**What needs to be done**
Without the pictures, repeat the listing character for character.
--- Start ---
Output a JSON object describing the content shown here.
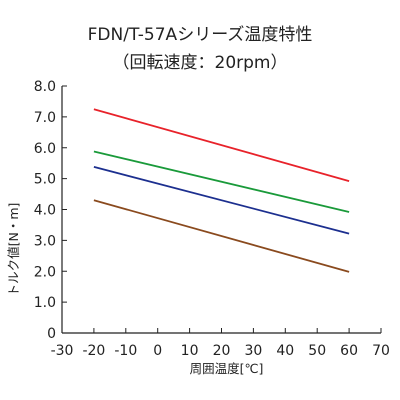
{
  "chart_data": {
    "type": "line",
    "title": "FDN/T-57Aシリーズ温度特性",
    "subtitle": "（回転速度：20rpm）",
    "xlabel": "周囲温度[℃]",
    "ylabel": "トルク値[N・m]",
    "xlim": [
      -30,
      70
    ],
    "ylim": [
      0,
      8.0
    ],
    "x_ticks": [
      "-30",
      "-20",
      "-10",
      "0",
      "10",
      "20",
      "30",
      "40",
      "50",
      "60",
      "70"
    ],
    "y_ticks": [
      "0",
      "1.0",
      "2.0",
      "3.0",
      "4.0",
      "5.0",
      "6.0",
      "7.0",
      "8.0"
    ],
    "grid": false,
    "series": [
      {
        "color": "#e8222a",
        "x": [
          -20,
          60
        ],
        "y": [
          7.25,
          4.92
        ]
      },
      {
        "color": "#1a9a3a",
        "x": [
          -20,
          60
        ],
        "y": [
          5.88,
          3.92
        ]
      },
      {
        "color": "#1c2f8f",
        "x": [
          -20,
          60
        ],
        "y": [
          5.38,
          3.22
        ]
      },
      {
        "color": "#8a4a1e",
        "x": [
          -20,
          60
        ],
        "y": [
          4.3,
          1.98
        ]
      }
    ]
  }
}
--- End ---
**Task solution**
Output a JSON object describing the content shown here.
{
  "chart_data": {
    "type": "line",
    "title": "FDN/T-57Aシリーズ温度特性",
    "subtitle": "（回転速度：20rpm）",
    "xlabel": "周囲温度[℃]",
    "ylabel": "トルク値[N・m]",
    "xlim": [
      -30,
      70
    ],
    "ylim": [
      0,
      8.0
    ],
    "x_ticks": [
      "-30",
      "-20",
      "-10",
      "0",
      "10",
      "20",
      "30",
      "40",
      "50",
      "60",
      "70"
    ],
    "y_ticks": [
      "0",
      "1.0",
      "2.0",
      "3.0",
      "4.0",
      "5.0",
      "6.0",
      "7.0",
      "8.0"
    ],
    "grid": false,
    "series": [
      {
        "color": "#e8222a",
        "x": [
          -20,
          60
        ],
        "y": [
          7.25,
          4.92
        ]
      },
      {
        "color": "#1a9a3a",
        "x": [
          -20,
          60
        ],
        "y": [
          5.88,
          3.92
        ]
      },
      {
        "color": "#1c2f8f",
        "x": [
          -20,
          60
        ],
        "y": [
          5.38,
          3.22
        ]
      },
      {
        "color": "#8a4a1e",
        "x": [
          -20,
          60
        ],
        "y": [
          4.3,
          1.98
        ]
      }
    ]
  }
}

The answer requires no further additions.